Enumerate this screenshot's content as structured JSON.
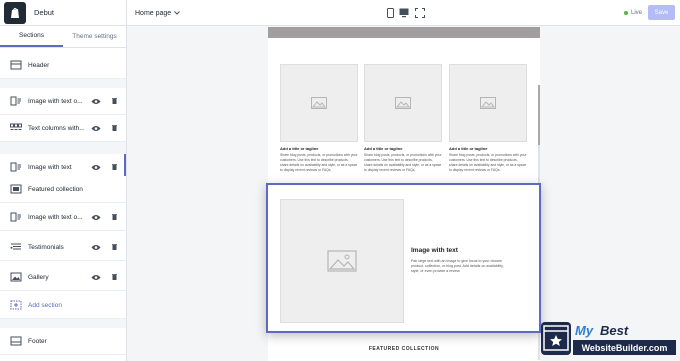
{
  "app": {
    "theme_name": "Debut"
  },
  "sidebar": {
    "tabs": [
      {
        "label": "Sections",
        "active": true
      },
      {
        "label": "Theme settings",
        "active": false
      }
    ],
    "header_label": "Header",
    "items": [
      {
        "label": "Image with text o...",
        "icon": "image-with-text-icon"
      },
      {
        "label": "Text columns with...",
        "icon": "text-columns-icon"
      },
      {
        "label": "Image with text",
        "icon": "image-with-text-icon",
        "selected": true
      },
      {
        "label": "Featured collection",
        "icon": "featured-collection-icon"
      },
      {
        "label": "Image with text o...",
        "icon": "image-with-text-icon"
      },
      {
        "label": "Testimonials",
        "icon": "testimonials-icon"
      },
      {
        "label": "Gallery",
        "icon": "gallery-icon"
      }
    ],
    "add_section_label": "Add section",
    "footer_label": "Footer"
  },
  "topbar": {
    "page_select": "Home page",
    "live_label": "Live",
    "save_label": "Save"
  },
  "preview": {
    "columns": [
      {
        "title": "Add a title or tagline",
        "text": "Share blog posts, products, or promotions with your customers. Use this text to describe products, share details on availability and style, or as a space to display recent reviews or FAQs."
      },
      {
        "title": "Add a title or tagline",
        "text": "Share blog posts, products, or promotions with your customers. Use this text to describe products, share details on availability and style, or as a space to display recent reviews or FAQs."
      },
      {
        "title": "Add a title or tagline",
        "text": "Share blog posts, products, or promotions with your customers. Use this text to describe products, share details on availability and style, or as a space to display recent reviews or FAQs."
      }
    ],
    "image_with_text": {
      "title": "Image with text",
      "text": "Pair large text with an image to give focus to your chosen product, collection, or blog post. Add details on availability, style, or even provide a review."
    },
    "featured_label": "FEATURED COLLECTION"
  },
  "watermark": {
    "line1_a": "My",
    "line1_b": "Best",
    "line2": "WebsiteBuilder.com"
  },
  "colors": {
    "accent": "#5c6ac4",
    "live": "#50b83c",
    "save_disabled": "#b3bcf5"
  }
}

※

__WHAT IS BEING ASKED__.
Omit the pictures, and quote the material above exactly as given.

__RESULT OF THE EXERCISE__.
Enumerate this screenshot's content as structured JSON.
{
  "app": {
    "theme_name": "Debut"
  },
  "sidebar": {
    "tabs": [
      {
        "label": "Sections",
        "active": true
      },
      {
        "label": "Theme settings",
        "active": false
      }
    ],
    "header_label": "Header",
    "items": [
      {
        "label": "Image with text o...",
        "icon": "image-with-text-icon"
      },
      {
        "label": "Text columns with...",
        "icon": "text-columns-icon"
      },
      {
        "label": "Image with text",
        "icon": "image-with-text-icon",
        "selected": true
      },
      {
        "label": "Featured collection",
        "icon": "featured-collection-icon"
      },
      {
        "label": "Image with text o...",
        "icon": "image-with-text-icon"
      },
      {
        "label": "Testimonials",
        "icon": "testimonials-icon"
      },
      {
        "label": "Gallery",
        "icon": "gallery-icon"
      }
    ],
    "add_section_label": "Add section",
    "footer_label": "Footer"
  },
  "topbar": {
    "page_select": "Home page",
    "live_label": "Live",
    "save_label": "Save"
  },
  "preview": {
    "columns": [
      {
        "title": "Add a title or tagline",
        "text": "Share blog posts, products, or promotions with your customers. Use this text to describe products, share details on availability and style, or as a space to display recent reviews or FAQs."
      },
      {
        "title": "Add a title or tagline",
        "text": "Share blog posts, products, or promotions with your customers. Use this text to describe products, share details on availability and style, or as a space to display recent reviews or FAQs."
      },
      {
        "title": "Add a title or tagline",
        "text": "Share blog posts, products, or promotions with your customers. Use this text to describe products, share details on availability and style, or as a space to display recent reviews or FAQs."
      }
    ],
    "image_with_text": {
      "title": "Image with text",
      "text": "Pair large text with an image to give focus to your chosen product, collection, or blog post. Add details on availability, style, or even provide a review."
    },
    "featured_label": "FEATURED COLLECTION"
  },
  "watermark": {
    "line1_a": "My",
    "line1_b": "Best",
    "line2": "WebsiteBuilder.com"
  },
  "colors": {
    "accent": "#5c6ac4",
    "live": "#50b83c",
    "save_disabled": "#b3bcf5"
  }
}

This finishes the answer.